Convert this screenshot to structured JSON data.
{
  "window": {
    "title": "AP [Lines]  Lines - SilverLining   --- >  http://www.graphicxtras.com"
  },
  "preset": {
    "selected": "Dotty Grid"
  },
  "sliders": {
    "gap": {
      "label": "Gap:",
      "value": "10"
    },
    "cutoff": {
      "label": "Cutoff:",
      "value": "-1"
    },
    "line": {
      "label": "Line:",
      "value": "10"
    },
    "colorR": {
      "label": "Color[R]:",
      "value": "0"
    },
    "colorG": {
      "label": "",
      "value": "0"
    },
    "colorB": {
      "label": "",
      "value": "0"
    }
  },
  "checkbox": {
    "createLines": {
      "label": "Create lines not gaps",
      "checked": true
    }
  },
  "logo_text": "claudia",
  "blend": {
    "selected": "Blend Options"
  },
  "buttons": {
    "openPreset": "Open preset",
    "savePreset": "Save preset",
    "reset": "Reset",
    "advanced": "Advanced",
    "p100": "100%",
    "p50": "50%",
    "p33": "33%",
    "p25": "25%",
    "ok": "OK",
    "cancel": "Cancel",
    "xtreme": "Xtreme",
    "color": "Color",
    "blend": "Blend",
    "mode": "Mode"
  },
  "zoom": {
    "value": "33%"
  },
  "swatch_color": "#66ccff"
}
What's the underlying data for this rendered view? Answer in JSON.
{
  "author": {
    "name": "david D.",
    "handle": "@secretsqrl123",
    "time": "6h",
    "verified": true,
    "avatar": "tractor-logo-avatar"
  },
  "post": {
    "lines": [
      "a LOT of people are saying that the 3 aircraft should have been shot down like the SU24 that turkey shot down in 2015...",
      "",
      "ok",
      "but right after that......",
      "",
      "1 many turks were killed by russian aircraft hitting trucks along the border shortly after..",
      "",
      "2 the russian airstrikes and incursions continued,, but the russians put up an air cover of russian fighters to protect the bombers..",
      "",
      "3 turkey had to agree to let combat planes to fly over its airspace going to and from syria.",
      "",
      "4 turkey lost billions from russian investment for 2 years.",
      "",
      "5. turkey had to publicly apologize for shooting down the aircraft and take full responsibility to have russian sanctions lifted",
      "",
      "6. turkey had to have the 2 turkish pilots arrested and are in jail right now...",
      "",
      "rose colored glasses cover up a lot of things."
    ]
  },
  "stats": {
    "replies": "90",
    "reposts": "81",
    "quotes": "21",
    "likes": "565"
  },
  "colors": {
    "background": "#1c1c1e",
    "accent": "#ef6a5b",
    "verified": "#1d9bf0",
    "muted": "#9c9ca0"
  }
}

━━━━━━━━━━

**What is asked**
In the records above, locate the lines holding the word "from". Copy each of them.

**Solved problem**
      "3 turkey had to agree to let combat planes to fly over its airspace going to and from syria.",
      "4 turkey lost billions from russian investment for 2 years.",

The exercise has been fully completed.